- YOUR GOAL -
List each line of the data in which the string "altura" appears.

Dataset rows:
------
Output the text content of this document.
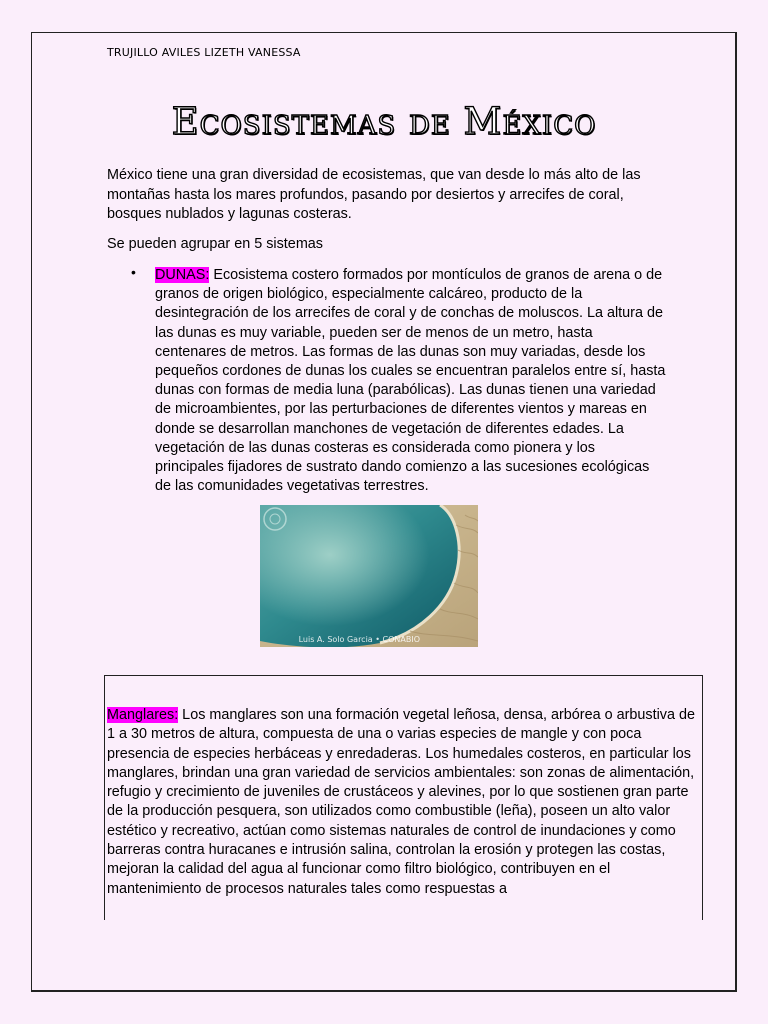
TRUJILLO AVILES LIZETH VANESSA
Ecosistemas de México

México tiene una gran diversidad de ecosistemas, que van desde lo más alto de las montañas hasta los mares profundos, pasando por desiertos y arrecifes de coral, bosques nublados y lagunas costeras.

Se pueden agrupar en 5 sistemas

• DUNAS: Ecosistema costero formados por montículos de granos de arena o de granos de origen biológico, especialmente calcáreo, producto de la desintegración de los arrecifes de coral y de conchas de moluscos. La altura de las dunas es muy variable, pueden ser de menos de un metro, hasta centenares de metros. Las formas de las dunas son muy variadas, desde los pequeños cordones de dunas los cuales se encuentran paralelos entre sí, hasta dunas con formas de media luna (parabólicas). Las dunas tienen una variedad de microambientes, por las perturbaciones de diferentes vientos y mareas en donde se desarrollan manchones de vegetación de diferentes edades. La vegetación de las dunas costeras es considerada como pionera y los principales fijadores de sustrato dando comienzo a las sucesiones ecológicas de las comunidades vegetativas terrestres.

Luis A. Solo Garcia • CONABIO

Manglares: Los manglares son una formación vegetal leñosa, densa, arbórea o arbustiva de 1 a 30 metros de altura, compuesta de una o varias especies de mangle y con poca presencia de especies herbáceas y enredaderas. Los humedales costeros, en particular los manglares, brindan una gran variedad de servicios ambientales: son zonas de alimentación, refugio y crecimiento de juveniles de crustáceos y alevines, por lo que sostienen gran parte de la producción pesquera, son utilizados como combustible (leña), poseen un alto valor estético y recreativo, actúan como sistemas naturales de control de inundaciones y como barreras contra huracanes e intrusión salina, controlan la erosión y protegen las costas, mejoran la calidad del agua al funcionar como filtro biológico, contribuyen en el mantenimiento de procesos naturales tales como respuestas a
------
- CORRECT RESPONSE -
• DUNAS: Ecosistema costero formados por montículos de granos de arena o de granos de origen biológico, especialmente calcáreo, producto de la desintegración de los arrecifes de coral y de conchas de moluscos. La altura de las dunas es muy variable, pueden ser de menos de un metro, hasta centenares de metros. Las formas de las dunas son muy variadas, desde los pequeños cordones de dunas los cuales se encuentran paralelos entre sí, hasta dunas con formas de media luna (parabólicas). Las dunas tienen una variedad de microambientes, por las perturbaciones de diferentes vientos y mareas en donde se desarrollan manchones de vegetación de diferentes edades. La vegetación de las dunas costeras es considerada como pionera y los principales fijadores de sustrato dando comienzo a las sucesiones ecológicas de las comunidades vegetativas terrestres.
Manglares: Los manglares son una formación vegetal leñosa, densa, arbórea o arbustiva de 1 a 30 metros de altura, compuesta de una o varias especies de mangle y con poca presencia de especies herbáceas y enredaderas. Los humedales costeros, en particular los manglares, brindan una gran variedad de servicios ambientales: son zonas de alimentación, refugio y crecimiento de juveniles de crustáceos y alevines, por lo que sostienen gran parte de la producción pesquera, son utilizados como combustible (leña), poseen un alto valor estético y recreativo, actúan como sistemas naturales de control de inundaciones y como barreras contra huracanes e intrusión salina, controlan la erosión y protegen las costas, mejoran la calidad del agua al funcionar como filtro biológico, contribuyen en el mantenimiento de procesos naturales tales como respuestas a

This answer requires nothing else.